== THE REQUEST ==
Restate the whole listing word for word. Pictures are left out.

== PROVIDED DATA ==
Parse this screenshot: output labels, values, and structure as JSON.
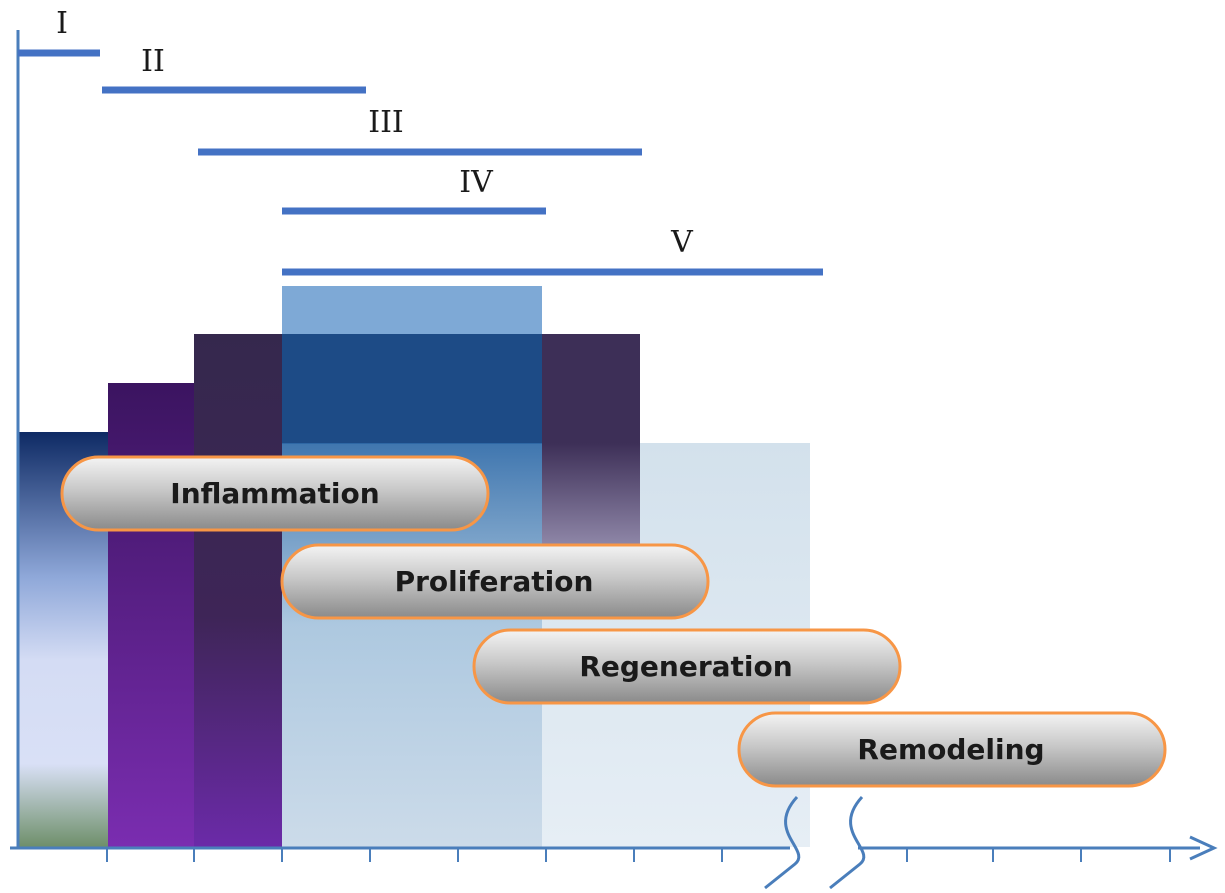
{
  "phases": [
    {
      "label": "I"
    },
    {
      "label": "II"
    },
    {
      "label": "III"
    },
    {
      "label": "IV"
    },
    {
      "label": "V"
    }
  ],
  "stages": [
    {
      "label": "Inflammation"
    },
    {
      "label": "Proliferation"
    },
    {
      "label": "Regeneration"
    },
    {
      "label": "Remodeling"
    }
  ],
  "colors": {
    "axis": "#4a7ebb",
    "phase_bar": "#4472c4",
    "pill_border": "#f79646",
    "pill_fill_light": "#ececec",
    "pill_fill_dark": "#8c8c8c"
  }
}
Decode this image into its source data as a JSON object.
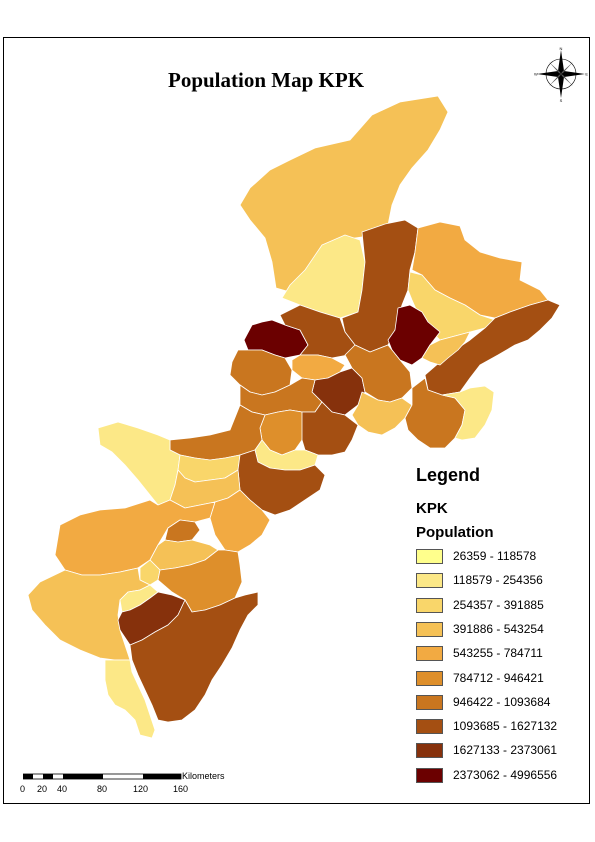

== FINAL ANSWER ==
Parse this screenshot: output labels, values, and structure as JSON.
{
  "phases": [
    {
      "label": "I"
    },
    {
      "label": "II"
    },
    {
      "label": "III"
    },
    {
      "label": "IV"
    },
    {
      "label": "V"
    }
  ],
  "stages": [
    {
      "label": "Inflammation"
    },
    {
      "label": "Proliferation"
    },
    {
      "label": "Regeneration"
    },
    {
      "label": "Remodeling"
    }
  ],
  "colors": {
    "axis": "#4a7ebb",
    "phase_bar": "#4472c4",
    "pill_border": "#f79646",
    "pill_fill_light": "#ececec",
    "pill_fill_dark": "#8c8c8c"
  }
}
Decode this image into its source data as a JSON object.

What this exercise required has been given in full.